INSTRUCTIONS TO FOLLOW - Collect each line holding the string "ratings".

GIVEN RECORDS -
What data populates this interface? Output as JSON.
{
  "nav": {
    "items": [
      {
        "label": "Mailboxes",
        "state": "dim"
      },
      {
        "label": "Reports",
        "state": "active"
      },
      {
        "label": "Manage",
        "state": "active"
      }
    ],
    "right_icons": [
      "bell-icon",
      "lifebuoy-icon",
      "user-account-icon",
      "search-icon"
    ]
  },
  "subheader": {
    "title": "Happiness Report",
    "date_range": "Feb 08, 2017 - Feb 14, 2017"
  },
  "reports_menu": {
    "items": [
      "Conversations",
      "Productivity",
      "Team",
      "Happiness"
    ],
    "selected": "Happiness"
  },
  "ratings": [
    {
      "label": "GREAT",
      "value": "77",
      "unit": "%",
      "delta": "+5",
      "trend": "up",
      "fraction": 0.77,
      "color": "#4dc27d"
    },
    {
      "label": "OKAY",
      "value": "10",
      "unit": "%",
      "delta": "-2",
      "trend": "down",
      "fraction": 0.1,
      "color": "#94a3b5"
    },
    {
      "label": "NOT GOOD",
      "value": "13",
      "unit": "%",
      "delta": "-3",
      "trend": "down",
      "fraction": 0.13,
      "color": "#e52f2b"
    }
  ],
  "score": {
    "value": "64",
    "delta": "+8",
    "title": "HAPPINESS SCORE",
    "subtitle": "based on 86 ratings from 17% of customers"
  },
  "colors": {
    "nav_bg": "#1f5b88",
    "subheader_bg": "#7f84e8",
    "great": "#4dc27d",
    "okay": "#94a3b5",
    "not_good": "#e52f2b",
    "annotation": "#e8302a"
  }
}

EXERCISE ANSWER -
  "ratings": [
    "subtitle": "based on 86 ratings from 17% of customers"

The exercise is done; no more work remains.